**Work order:** The records below are to be retyped in full. Keep every word.

╭─ Excerpted data

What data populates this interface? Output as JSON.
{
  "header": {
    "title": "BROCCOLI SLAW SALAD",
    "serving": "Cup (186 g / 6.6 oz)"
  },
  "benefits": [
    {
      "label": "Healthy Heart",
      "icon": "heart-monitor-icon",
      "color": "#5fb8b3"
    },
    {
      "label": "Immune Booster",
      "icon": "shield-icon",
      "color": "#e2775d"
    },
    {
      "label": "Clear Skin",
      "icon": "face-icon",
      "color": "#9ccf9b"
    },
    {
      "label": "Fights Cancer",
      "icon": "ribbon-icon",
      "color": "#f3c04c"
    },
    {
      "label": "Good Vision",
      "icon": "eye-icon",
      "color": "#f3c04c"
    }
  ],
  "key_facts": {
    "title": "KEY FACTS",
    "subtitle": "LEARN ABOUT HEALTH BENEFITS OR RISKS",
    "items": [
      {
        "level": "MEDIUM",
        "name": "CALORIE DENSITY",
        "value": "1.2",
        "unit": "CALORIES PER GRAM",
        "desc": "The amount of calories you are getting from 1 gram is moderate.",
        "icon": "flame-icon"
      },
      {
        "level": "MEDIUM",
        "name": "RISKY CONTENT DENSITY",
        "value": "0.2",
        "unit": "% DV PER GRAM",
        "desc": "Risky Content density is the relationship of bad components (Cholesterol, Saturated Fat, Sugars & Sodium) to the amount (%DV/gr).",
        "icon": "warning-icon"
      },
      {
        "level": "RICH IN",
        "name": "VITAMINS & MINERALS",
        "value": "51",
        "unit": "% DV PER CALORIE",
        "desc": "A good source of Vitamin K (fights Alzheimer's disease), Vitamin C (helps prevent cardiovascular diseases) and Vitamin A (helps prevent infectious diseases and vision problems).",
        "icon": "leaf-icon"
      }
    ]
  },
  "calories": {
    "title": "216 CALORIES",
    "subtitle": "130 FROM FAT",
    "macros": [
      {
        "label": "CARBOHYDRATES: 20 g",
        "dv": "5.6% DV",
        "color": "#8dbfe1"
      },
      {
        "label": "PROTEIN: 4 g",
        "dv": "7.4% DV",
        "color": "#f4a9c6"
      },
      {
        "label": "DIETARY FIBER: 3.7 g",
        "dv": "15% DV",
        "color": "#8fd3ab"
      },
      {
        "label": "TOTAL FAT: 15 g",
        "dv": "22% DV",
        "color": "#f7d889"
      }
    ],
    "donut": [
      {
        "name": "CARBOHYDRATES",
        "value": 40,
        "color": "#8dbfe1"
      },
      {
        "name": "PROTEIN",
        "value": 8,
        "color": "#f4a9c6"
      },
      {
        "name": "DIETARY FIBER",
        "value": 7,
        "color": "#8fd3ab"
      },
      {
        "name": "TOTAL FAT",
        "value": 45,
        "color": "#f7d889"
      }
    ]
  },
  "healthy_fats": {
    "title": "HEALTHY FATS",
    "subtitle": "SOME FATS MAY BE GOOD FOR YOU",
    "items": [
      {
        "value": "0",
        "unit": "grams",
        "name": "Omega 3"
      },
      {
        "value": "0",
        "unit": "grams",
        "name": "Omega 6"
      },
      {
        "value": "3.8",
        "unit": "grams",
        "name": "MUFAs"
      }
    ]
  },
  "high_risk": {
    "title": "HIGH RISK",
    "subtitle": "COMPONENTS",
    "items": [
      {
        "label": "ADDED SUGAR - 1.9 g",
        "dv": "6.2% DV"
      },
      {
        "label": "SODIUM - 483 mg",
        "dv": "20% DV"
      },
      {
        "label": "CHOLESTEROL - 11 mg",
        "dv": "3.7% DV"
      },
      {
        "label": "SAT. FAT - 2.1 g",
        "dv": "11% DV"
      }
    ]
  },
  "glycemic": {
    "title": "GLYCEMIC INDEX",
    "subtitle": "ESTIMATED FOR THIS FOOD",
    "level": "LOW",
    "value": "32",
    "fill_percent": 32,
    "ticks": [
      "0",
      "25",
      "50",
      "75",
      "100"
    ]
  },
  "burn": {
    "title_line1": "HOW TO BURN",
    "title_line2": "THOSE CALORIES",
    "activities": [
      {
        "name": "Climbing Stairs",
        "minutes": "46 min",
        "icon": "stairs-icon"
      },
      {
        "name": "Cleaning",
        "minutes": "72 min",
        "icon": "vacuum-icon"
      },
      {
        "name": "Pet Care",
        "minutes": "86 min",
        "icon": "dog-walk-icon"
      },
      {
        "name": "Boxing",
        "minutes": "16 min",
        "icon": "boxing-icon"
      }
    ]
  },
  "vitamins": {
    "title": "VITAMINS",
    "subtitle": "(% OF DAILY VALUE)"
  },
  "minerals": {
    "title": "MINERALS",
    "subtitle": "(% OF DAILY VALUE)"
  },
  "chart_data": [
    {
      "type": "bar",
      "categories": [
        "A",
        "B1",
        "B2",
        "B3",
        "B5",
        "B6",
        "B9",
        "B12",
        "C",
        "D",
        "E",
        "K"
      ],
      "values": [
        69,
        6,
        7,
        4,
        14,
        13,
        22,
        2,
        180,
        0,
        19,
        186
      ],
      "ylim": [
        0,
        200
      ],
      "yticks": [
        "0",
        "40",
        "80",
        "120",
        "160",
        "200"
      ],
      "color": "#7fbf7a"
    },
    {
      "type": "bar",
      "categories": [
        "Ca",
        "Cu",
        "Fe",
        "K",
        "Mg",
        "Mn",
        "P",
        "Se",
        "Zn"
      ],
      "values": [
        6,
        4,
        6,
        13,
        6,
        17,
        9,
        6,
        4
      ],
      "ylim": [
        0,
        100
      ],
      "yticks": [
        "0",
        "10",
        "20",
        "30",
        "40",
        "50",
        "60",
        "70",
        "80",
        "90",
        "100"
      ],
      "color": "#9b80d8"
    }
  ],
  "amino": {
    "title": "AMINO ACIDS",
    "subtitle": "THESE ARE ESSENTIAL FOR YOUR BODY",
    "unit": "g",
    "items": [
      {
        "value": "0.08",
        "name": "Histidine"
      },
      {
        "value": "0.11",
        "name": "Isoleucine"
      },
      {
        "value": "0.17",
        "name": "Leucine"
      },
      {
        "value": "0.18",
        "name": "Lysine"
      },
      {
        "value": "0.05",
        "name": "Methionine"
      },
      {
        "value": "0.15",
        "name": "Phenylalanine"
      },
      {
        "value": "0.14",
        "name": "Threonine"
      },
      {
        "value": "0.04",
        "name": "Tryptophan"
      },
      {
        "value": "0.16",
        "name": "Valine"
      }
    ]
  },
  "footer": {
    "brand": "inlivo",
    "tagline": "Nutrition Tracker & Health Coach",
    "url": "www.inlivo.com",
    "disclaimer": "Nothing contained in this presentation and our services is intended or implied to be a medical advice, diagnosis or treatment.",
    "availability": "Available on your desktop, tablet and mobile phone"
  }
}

╰─

**Response area:**
What data populates this interface? Output as JSON.
{
  "header": {
    "title": "BROCCOLI SLAW SALAD",
    "serving": "Cup (186 g / 6.6 oz)"
  },
  "benefits": [
    {
      "label": "Healthy Heart",
      "icon": "heart-monitor-icon",
      "color": "#5fb8b3"
    },
    {
      "label": "Immune Booster",
      "icon": "shield-icon",
      "color": "#e2775d"
    },
    {
      "label": "Clear Skin",
      "icon": "face-icon",
      "color": "#9ccf9b"
    },
    {
      "label": "Fights Cancer",
      "icon": "ribbon-icon",
      "color": "#f3c04c"
    },
    {
      "label": "Good Vision",
      "icon": "eye-icon",
      "color": "#f3c04c"
    }
  ],
  "key_facts": {
    "title": "KEY FACTS",
    "subtitle": "LEARN ABOUT HEALTH BENEFITS OR RISKS",
    "items": [
      {
        "level": "MEDIUM",
        "name": "CALORIE DENSITY",
        "value": "1.2",
        "unit": "CALORIES PER GRAM",
        "desc": "The amount of calories you are getting from 1 gram is moderate.",
        "icon": "flame-icon"
      },
      {
        "level": "MEDIUM",
        "name": "RISKY CONTENT DENSITY",
        "value": "0.2",
        "unit": "% DV PER GRAM",
        "desc": "Risky Content density is the relationship of bad components (Cholesterol, Saturated Fat, Sugars & Sodium) to the amount (%DV/gr).",
        "icon": "warning-icon"
      },
      {
        "level": "RICH IN",
        "name": "VITAMINS & MINERALS",
        "value": "51",
        "unit": "% DV PER CALORIE",
        "desc": "A good source of Vitamin K (fights Alzheimer's disease), Vitamin C (helps prevent cardiovascular diseases) and Vitamin A (helps prevent infectious diseases and vision problems).",
        "icon": "leaf-icon"
      }
    ]
  },
  "calories": {
    "title": "216 CALORIES",
    "subtitle": "130 FROM FAT",
    "macros": [
      {
        "label": "CARBOHYDRATES: 20 g",
        "dv": "5.6% DV",
        "color": "#8dbfe1"
      },
      {
        "label": "PROTEIN: 4 g",
        "dv": "7.4% DV",
        "color": "#f4a9c6"
      },
      {
        "label": "DIETARY FIBER: 3.7 g",
        "dv": "15% DV",
        "color": "#8fd3ab"
      },
      {
        "label": "TOTAL FAT: 15 g",
        "dv": "22% DV",
        "color": "#f7d889"
      }
    ],
    "donut": [
      {
        "name": "CARBOHYDRATES",
        "value": 40,
        "color": "#8dbfe1"
      },
      {
        "name": "PROTEIN",
        "value": 8,
        "color": "#f4a9c6"
      },
      {
        "name": "DIETARY FIBER",
        "value": 7,
        "color": "#8fd3ab"
      },
      {
        "name": "TOTAL FAT",
        "value": 45,
        "color": "#f7d889"
      }
    ]
  },
  "healthy_fats": {
    "title": "HEALTHY FATS",
    "subtitle": "SOME FATS MAY BE GOOD FOR YOU",
    "items": [
      {
        "value": "0",
        "unit": "grams",
        "name": "Omega 3"
      },
      {
        "value": "0",
        "unit": "grams",
        "name": "Omega 6"
      },
      {
        "value": "3.8",
        "unit": "grams",
        "name": "MUFAs"
      }
    ]
  },
  "high_risk": {
    "title": "HIGH RISK",
    "subtitle": "COMPONENTS",
    "items": [
      {
        "label": "ADDED SUGAR - 1.9 g",
        "dv": "6.2% DV"
      },
      {
        "label": "SODIUM - 483 mg",
        "dv": "20% DV"
      },
      {
        "label": "CHOLESTEROL - 11 mg",
        "dv": "3.7% DV"
      },
      {
        "label": "SAT. FAT - 2.1 g",
        "dv": "11% DV"
      }
    ]
  },
  "glycemic": {
    "title": "GLYCEMIC INDEX",
    "subtitle": "ESTIMATED FOR THIS FOOD",
    "level": "LOW",
    "value": "32",
    "fill_percent": 32,
    "ticks": [
      "0",
      "25",
      "50",
      "75",
      "100"
    ]
  },
  "burn": {
    "title_line1": "HOW TO BURN",
    "title_line2": "THOSE CALORIES",
    "activities": [
      {
        "name": "Climbing Stairs",
        "minutes": "46 min",
        "icon": "stairs-icon"
      },
      {
        "name": "Cleaning",
        "minutes": "72 min",
        "icon": "vacuum-icon"
      },
      {
        "name": "Pet Care",
        "minutes": "86 min",
        "icon": "dog-walk-icon"
      },
      {
        "name": "Boxing",
        "minutes": "16 min",
        "icon": "boxing-icon"
      }
    ]
  },
  "vitamins": {
    "title": "VITAMINS",
    "subtitle": "(% OF DAILY VALUE)"
  },
  "minerals": {
    "title": "MINERALS",
    "subtitle": "(% OF DAILY VALUE)"
  },
  "chart_data": [
    {
      "type": "bar",
      "categories": [
        "A",
        "B1",
        "B2",
        "B3",
        "B5",
        "B6",
        "B9",
        "B12",
        "C",
        "D",
        "E",
        "K"
      ],
      "values": [
        69,
        6,
        7,
        4,
        14,
        13,
        22,
        2,
        180,
        0,
        19,
        186
      ],
      "ylim": [
        0,
        200
      ],
      "yticks": [
        "0",
        "40",
        "80",
        "120",
        "160",
        "200"
      ],
      "color": "#7fbf7a"
    },
    {
      "type": "bar",
      "categories": [
        "Ca",
        "Cu",
        "Fe",
        "K",
        "Mg",
        "Mn",
        "P",
        "Se",
        "Zn"
      ],
      "values": [
        6,
        4,
        6,
        13,
        6,
        17,
        9,
        6,
        4
      ],
      "ylim": [
        0,
        100
      ],
      "yticks": [
        "0",
        "10",
        "20",
        "30",
        "40",
        "50",
        "60",
        "70",
        "80",
        "90",
        "100"
      ],
      "color": "#9b80d8"
    }
  ],
  "amino": {
    "title": "AMINO ACIDS",
    "subtitle": "THESE ARE ESSENTIAL FOR YOUR BODY",
    "unit": "g",
    "items": [
      {
        "value": "0.08",
        "name": "Histidine"
      },
      {
        "value": "0.11",
        "name": "Isoleucine"
      },
      {
        "value": "0.17",
        "name": "Leucine"
      },
      {
        "value": "0.18",
        "name": "Lysine"
      },
      {
        "value": "0.05",
        "name": "Methionine"
      },
      {
        "value": "0.15",
        "name": "Phenylalanine"
      },
      {
        "value": "0.14",
        "name": "Threonine"
      },
      {
        "value": "0.04",
        "name": "Tryptophan"
      },
      {
        "value": "0.16",
        "name": "Valine"
      }
    ]
  },
  "footer": {
    "brand": "inlivo",
    "tagline": "Nutrition Tracker & Health Coach",
    "url": "www.inlivo.com",
    "disclaimer": "Nothing contained in this presentation and our services is intended or implied to be a medical advice, diagnosis or treatment.",
    "availability": "Available on your desktop, tablet and mobile phone"
  }
}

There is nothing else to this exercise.